Work out how many lines contain "this". Reply with the count alone.
====== EXTRACTED DATA ======
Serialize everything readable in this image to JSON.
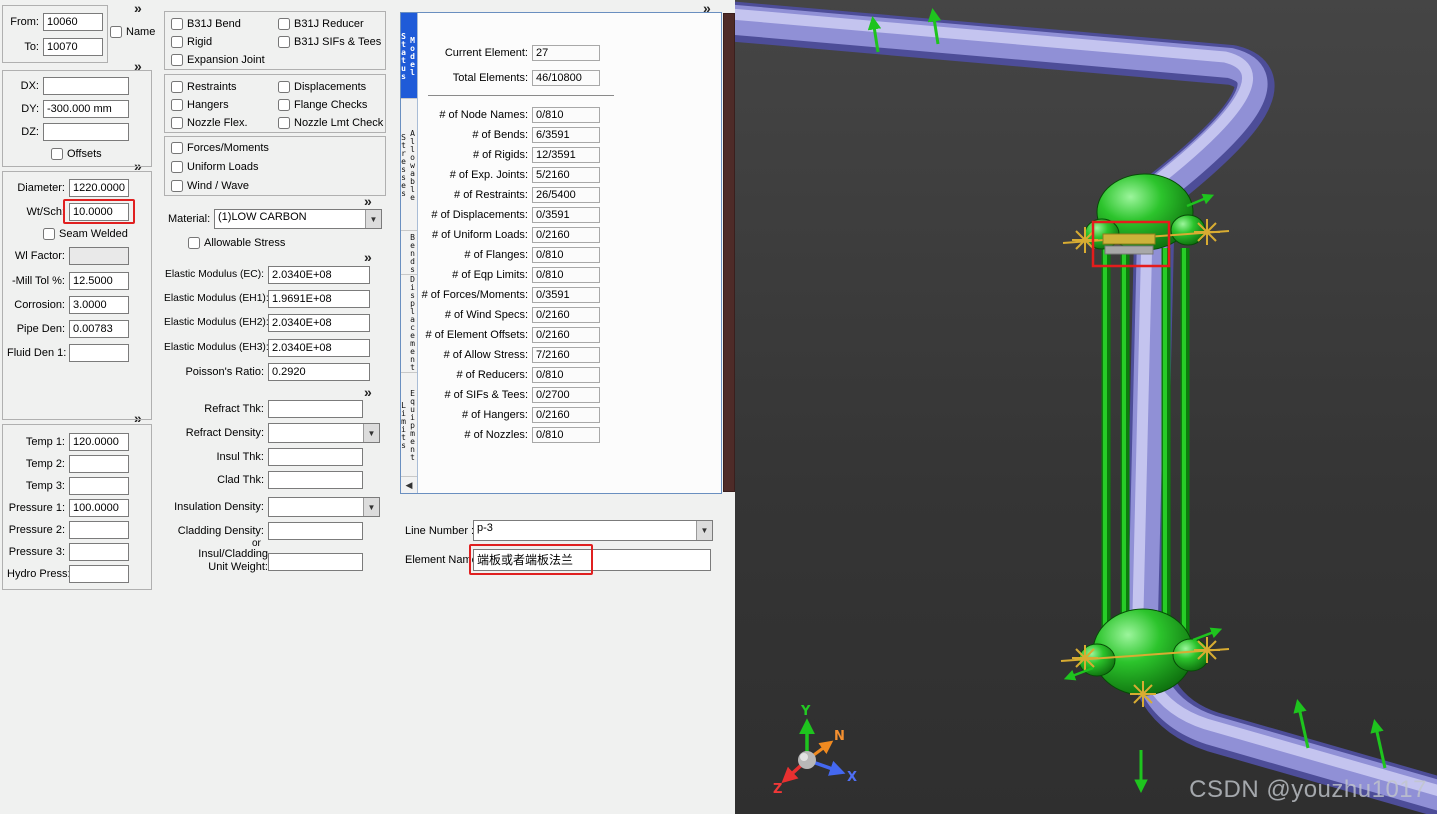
{
  "ui": {
    "chevron": "»",
    "collapse_arrow": "◀",
    "dropdown_arrow": "▼"
  },
  "colors": {
    "highlight_red": "#e02020",
    "active_tab_blue": "#1f5bd8",
    "pipe_blue": "#9090d6",
    "restraint_green": "#1ec41e"
  },
  "node_panel": {
    "from_label": "From:",
    "from_value": "10060",
    "to_label": "To:",
    "to_value": "10070",
    "name_checkbox_label": "Name"
  },
  "delta_panel": {
    "dx_label": "DX:",
    "dx_value": "",
    "dy_label": "DY:",
    "dy_value": "-300.000 mm",
    "dz_label": "DZ:",
    "dz_value": "",
    "offsets_checkbox_label": "Offsets"
  },
  "pipe_panel": {
    "diameter_label": "Diameter:",
    "diameter_value": "1220.0000",
    "wtsch_label": "Wt/Sch:",
    "wtsch_value": "10.0000",
    "seam_welded_checkbox_label": "Seam Welded",
    "wl_factor_label": "Wl Factor:",
    "wl_factor_value": "",
    "mill_tol_label": "-Mill Tol %:",
    "mill_tol_value": "12.5000",
    "corrosion_label": "Corrosion:",
    "corrosion_value": "3.0000",
    "pipe_den_label": "Pipe Den:",
    "pipe_den_value": "0.00783",
    "fluid_den_label": "Fluid Den 1:",
    "fluid_den_value": ""
  },
  "temp_panel": {
    "temp1_label": "Temp 1:",
    "temp1_value": "120.0000",
    "temp2_label": "Temp 2:",
    "temp2_value": "",
    "temp3_label": "Temp 3:",
    "temp3_value": "",
    "pressure1_label": "Pressure 1:",
    "pressure1_value": "100.0000",
    "pressure2_label": "Pressure 2:",
    "pressure2_value": "",
    "pressure3_label": "Pressure 3:",
    "pressure3_value": "",
    "hydro_label": "Hydro Press:",
    "hydro_value": ""
  },
  "element_checks": {
    "group1": {
      "b31j_bend": "B31J Bend",
      "b31j_reducer": "B31J Reducer",
      "rigid": "Rigid",
      "b31j_sifs_tees": "B31J SIFs & Tees",
      "expansion_joint": "Expansion Joint"
    },
    "group2": {
      "restraints": "Restraints",
      "displacements": "Displacements",
      "hangers": "Hangers",
      "flange_checks": "Flange Checks",
      "nozzle_flex": "Nozzle Flex.",
      "nozzle_lmt_check": "Nozzle Lmt Check"
    },
    "group3": {
      "forces_moments": "Forces/Moments",
      "uniform_loads": "Uniform Loads",
      "wind_wave": "Wind / Wave"
    }
  },
  "material_panel": {
    "material_label": "Material:",
    "material_value": "(1)LOW CARBON",
    "allowable_stress_checkbox_label": "Allowable Stress",
    "ec_label": "Elastic Modulus (EC):",
    "ec_value": "2.0340E+08",
    "eh1_label": "Elastic Modulus (EH1):",
    "eh1_value": "1.9691E+08",
    "eh2_label": "Elastic Modulus (EH2):",
    "eh2_value": "2.0340E+08",
    "eh3_label": "Elastic Modulus (EH3):",
    "eh3_value": "2.0340E+08",
    "poisson_label": "Poisson's Ratio:",
    "poisson_value": "0.2920"
  },
  "insulation_panel": {
    "refract_thk_label": "Refract Thk:",
    "refract_thk_value": "",
    "refract_density_label": "Refract Density:",
    "refract_density_value": "",
    "insul_thk_label": "Insul Thk:",
    "insul_thk_value": "",
    "clad_thk_label": "Clad Thk:",
    "clad_thk_value": "",
    "insulation_density_label": "Insulation Density:",
    "insulation_density_value": "",
    "cladding_density_label": "Cladding Density:",
    "cladding_density_value": "",
    "or_label": "or",
    "insul_cladding_label_line1": "Insul/Cladding",
    "insul_cladding_label_line2": "Unit Weight:",
    "insul_cladding_value": ""
  },
  "model_status": {
    "tabs": [
      {
        "label": "Model Status",
        "active": true
      },
      {
        "label": "Allowable Stresses",
        "active": false
      },
      {
        "label": "Bends",
        "active": false
      },
      {
        "label": "Displacements",
        "active": false
      },
      {
        "label": "Equipment Limits",
        "active": false
      }
    ],
    "current_element_label": "Current Element:",
    "current_element_value": "27",
    "total_elements_label": "Total Elements:",
    "total_elements_value": "46/10800",
    "rows": [
      {
        "label": "# of Node Names:",
        "value": "0/810"
      },
      {
        "label": "# of Bends:",
        "value": "6/3591"
      },
      {
        "label": "# of Rigids:",
        "value": "12/3591"
      },
      {
        "label": "# of Exp. Joints:",
        "value": "5/2160"
      },
      {
        "label": "# of Restraints:",
        "value": "26/5400"
      },
      {
        "label": "# of Displacements:",
        "value": "0/3591"
      },
      {
        "label": "# of Uniform Loads:",
        "value": "0/2160"
      },
      {
        "label": "# of Flanges:",
        "value": "0/810"
      },
      {
        "label": "# of Eqp Limits:",
        "value": "0/810"
      },
      {
        "label": "# of Forces/Moments:",
        "value": "0/3591"
      },
      {
        "label": "# of Wind Specs:",
        "value": "0/2160"
      },
      {
        "label": "# of Element Offsets:",
        "value": "0/2160"
      },
      {
        "label": "# of Allow Stress:",
        "value": "7/2160"
      },
      {
        "label": "# of Reducers:",
        "value": "0/810"
      },
      {
        "label": "# of SIFs & Tees:",
        "value": "0/2700"
      },
      {
        "label": "# of Hangers:",
        "value": "0/2160"
      },
      {
        "label": "# of Nozzles:",
        "value": "0/810"
      }
    ]
  },
  "line_panel": {
    "line_number_label": "Line Number :",
    "line_number_value": "p-3",
    "element_name_label": "Element Name",
    "element_name_value": "端板或者端板法兰"
  },
  "viewport": {
    "watermark": "CSDN @youzhu1017",
    "axis_x": "X",
    "axis_y": "Y",
    "axis_z": "Z",
    "axis_n": "N"
  }
}
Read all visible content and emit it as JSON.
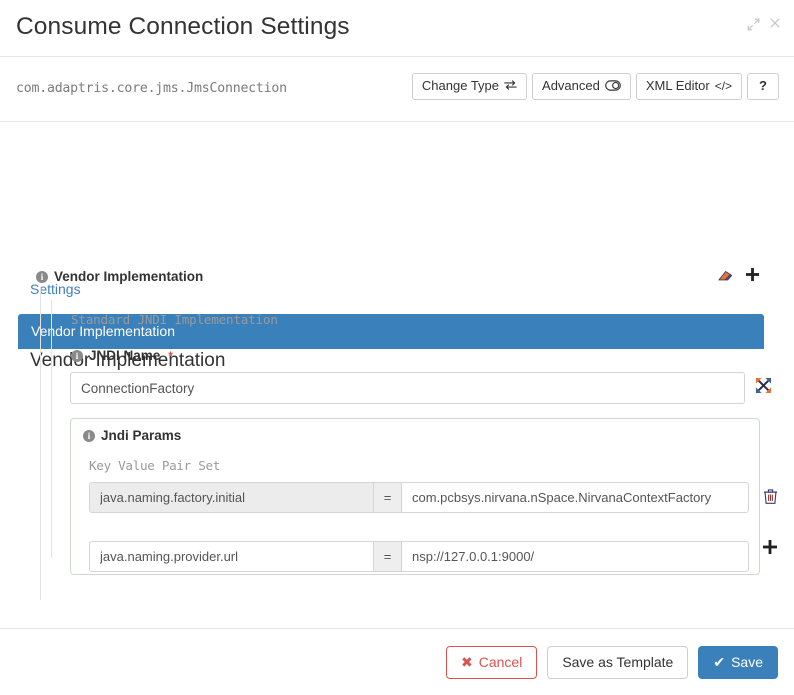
{
  "header": {
    "title": "Consume Connection Settings",
    "expand_icon": "expand-arrows-icon",
    "close_icon": "close-icon"
  },
  "type_row": {
    "class_name": "com.adaptris.core.jms.JmsConnection",
    "buttons": [
      {
        "label": "Change Type",
        "icon": "⇄",
        "name": "change-type-button"
      },
      {
        "label": "Advanced",
        "icon": "ⓧ",
        "name": "advanced-toggle-button"
      },
      {
        "label": "XML Editor",
        "icon": "</>",
        "name": "xml-editor-button"
      },
      {
        "label": "?",
        "icon": "",
        "name": "help-button"
      }
    ]
  },
  "tabs": {
    "settings_label": "Settings"
  },
  "accordion": {
    "bar_label": "Vendor Implementation",
    "section_heading": "Vendor Implementation"
  },
  "group": {
    "title": "Vendor Implementation",
    "info_icon": "info-icon",
    "erase_icon": "eraser-icon",
    "add_icon": "➕"
  },
  "vendor": {
    "description": "Standard JNDI Implementation",
    "jndi_name_label": "JNDI Name",
    "required_marker": "*",
    "jndi_name_value": "ConnectionFactory",
    "jndi_name_placeholder": "",
    "expand_icon": "expand-field-icon"
  },
  "jndi_params": {
    "title": "Jndi Params",
    "kvp_label": "Key Value Pair Set",
    "equals_symbol": "=",
    "rows": [
      {
        "key": "java.naming.factory.initial",
        "value": "com.pcbsys.nirvana.nSpace.NirvanaContextFactory",
        "action": "delete-row",
        "action_icon": "trash-icon"
      },
      {
        "key": "java.naming.provider.url",
        "value": "nsp://127.0.0.1:9000/",
        "action": "add-row",
        "action_icon": "plus-icon"
      }
    ]
  },
  "footer": {
    "cancel_label": "Cancel",
    "cancel_icon": "✖",
    "save_as_template_label": "Save as Template",
    "save_label": "Save",
    "save_icon": "✔"
  },
  "colors": {
    "accent_blue": "#3a80ba",
    "danger_red": "#d9534f",
    "link_blue": "#3f7fbf",
    "box_border_green": "#cdd9cd"
  }
}
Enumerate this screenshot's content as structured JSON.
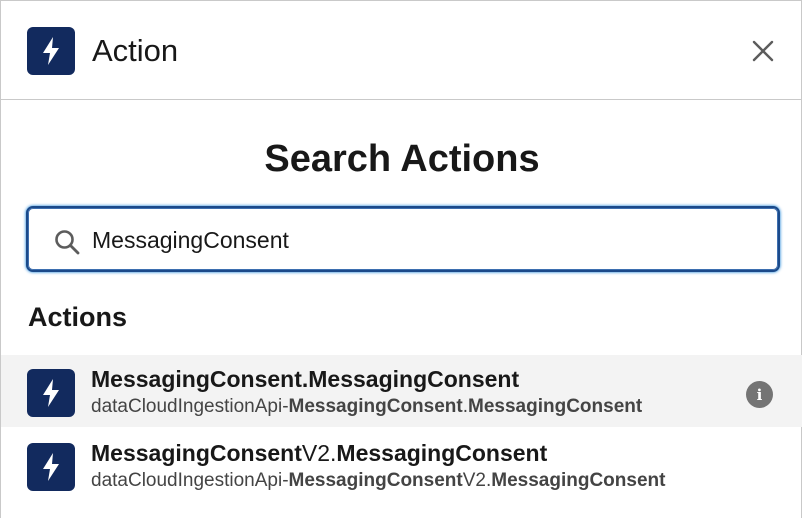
{
  "header": {
    "title": "Action",
    "icon": "lightning-bolt-icon",
    "close_icon": "close-icon"
  },
  "search": {
    "title": "Search Actions",
    "value": "MessagingConsent",
    "placeholder": ""
  },
  "results": {
    "heading": "Actions",
    "items": [
      {
        "title_bold": "MessagingConsent.MessagingConsent",
        "title_plain": "",
        "sub_prefix": "dataCloudIngestionApi-",
        "sub_bold1": "MessagingConsent",
        "sub_plain": ".",
        "sub_bold2": "MessagingConsent",
        "icon": "lightning-bolt-icon",
        "info_icon": "info-icon",
        "info_glyph": "i"
      },
      {
        "title_bold": "MessagingConsent",
        "title_plain": "V2.",
        "title_bold2": "MessagingConsent",
        "sub_prefix": "dataCloudIngestionApi-",
        "sub_bold1": "MessagingConsent",
        "sub_plain": "V2.",
        "sub_bold2": "MessagingConsent",
        "icon": "lightning-bolt-icon"
      }
    ]
  },
  "colors": {
    "tile": "#122a5e",
    "focus_border": "#1b4a8a",
    "highlight_row": "#f3f3f3",
    "info_icon": "#747474"
  }
}
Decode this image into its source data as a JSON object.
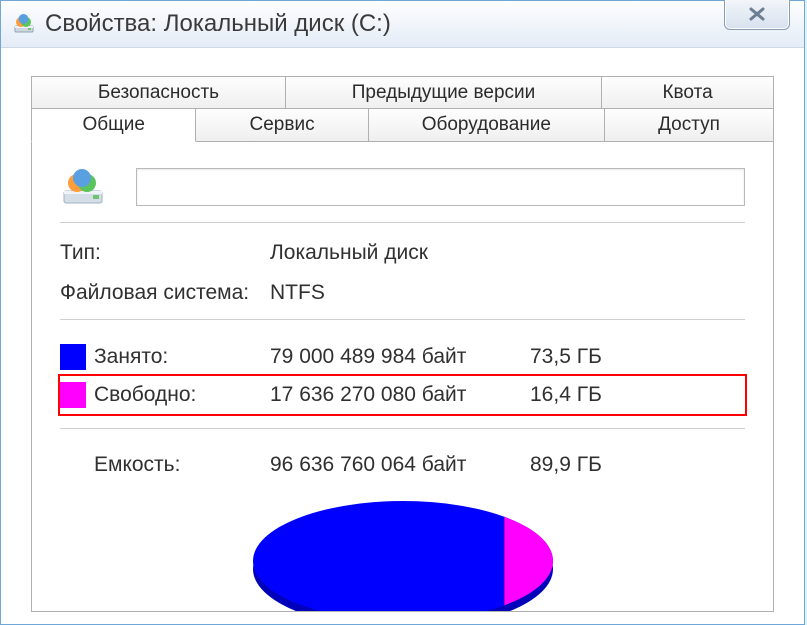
{
  "window": {
    "title": "Свойства: Локальный диск (C:)"
  },
  "tabs": {
    "row1": [
      "Безопасность",
      "Предыдущие версии",
      "Квота"
    ],
    "row2": [
      "Общие",
      "Сервис",
      "Оборудование",
      "Доступ"
    ],
    "active": "Общие"
  },
  "general": {
    "label_value": "",
    "type_label": "Тип:",
    "type_value": "Локальный диск",
    "fs_label": "Файловая система:",
    "fs_value": "NTFS",
    "used": {
      "label": "Занято:",
      "bytes": "79 000 489 984 байт",
      "human": "73,5 ГБ",
      "color": "#0000ff"
    },
    "free": {
      "label": "Свободно:",
      "bytes": "17 636 270 080 байт",
      "human": "16,4 ГБ",
      "color": "#ff00ff"
    },
    "capacity": {
      "label": "Емкость:",
      "bytes": "96 636 760 064 байт",
      "human": "89,9 ГБ"
    }
  },
  "chart_data": {
    "type": "pie",
    "title": "",
    "series": [
      {
        "name": "Занято",
        "value": 79000489984,
        "color": "#0000ff"
      },
      {
        "name": "Свободно",
        "value": 17636270080,
        "color": "#ff00ff"
      }
    ]
  }
}
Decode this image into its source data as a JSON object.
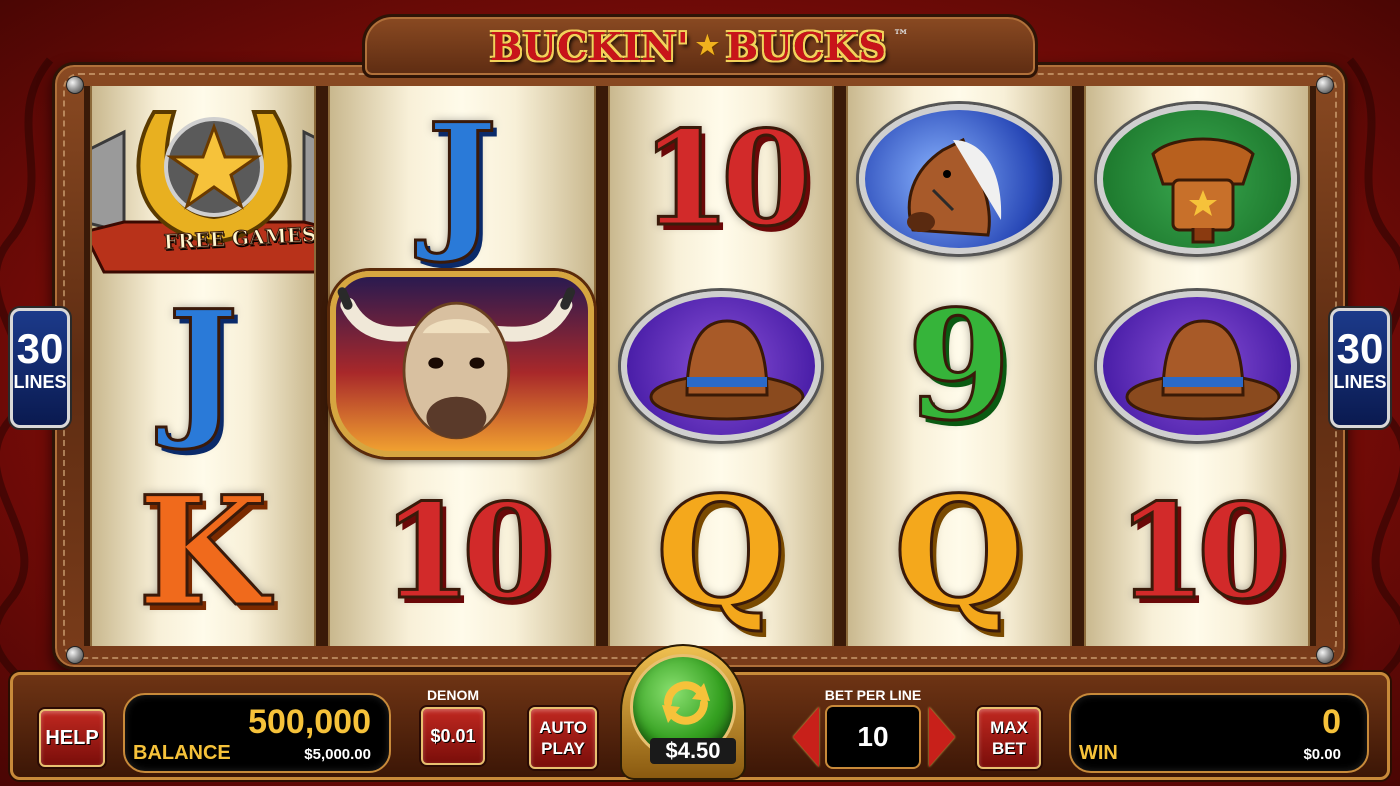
{
  "game": {
    "title_left": "BUCKIN'",
    "title_right": "BUCKS",
    "trademark": "™"
  },
  "side_badges": {
    "left": {
      "number": "30",
      "label": "LINES"
    },
    "right": {
      "number": "30",
      "label": "LINES"
    }
  },
  "reels": [
    [
      {
        "kind": "free_games",
        "label": "FREE GAMES",
        "icon": "horseshoe-star-icon"
      },
      {
        "kind": "text",
        "value": "J"
      },
      {
        "kind": "text",
        "value": "K"
      }
    ],
    [
      {
        "kind": "text",
        "value": "J"
      },
      {
        "kind": "picture",
        "icon": "bull-icon"
      },
      {
        "kind": "text",
        "value": "10"
      }
    ],
    [
      {
        "kind": "text",
        "value": "10"
      },
      {
        "kind": "picture",
        "icon": "cowboy-hat-icon"
      },
      {
        "kind": "text",
        "value": "Q"
      }
    ],
    [
      {
        "kind": "picture",
        "icon": "horse-icon"
      },
      {
        "kind": "text",
        "value": "9"
      },
      {
        "kind": "text",
        "value": "Q"
      }
    ],
    [
      {
        "kind": "picture",
        "icon": "saddle-icon"
      },
      {
        "kind": "picture",
        "icon": "cowboy-hat-icon"
      },
      {
        "kind": "text",
        "value": "10"
      }
    ]
  ],
  "console": {
    "help_label": "HELP",
    "balance_credits": "500,000",
    "balance_label": "BALANCE",
    "balance_dollars": "$5,000.00",
    "denom_label": "DENOM",
    "denom_value": "$0.01",
    "autoplay_line1": "AUTO",
    "autoplay_line2": "PLAY",
    "spin_bet": "$4.50",
    "bet_per_line_label": "BET PER LINE",
    "bet_per_line_value": "10",
    "maxbet_line1": "MAX",
    "maxbet_line2": "BET",
    "win_credits": "0",
    "win_label": "WIN",
    "win_dollars": "$0.00"
  }
}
======
FULL OUTPUT:
4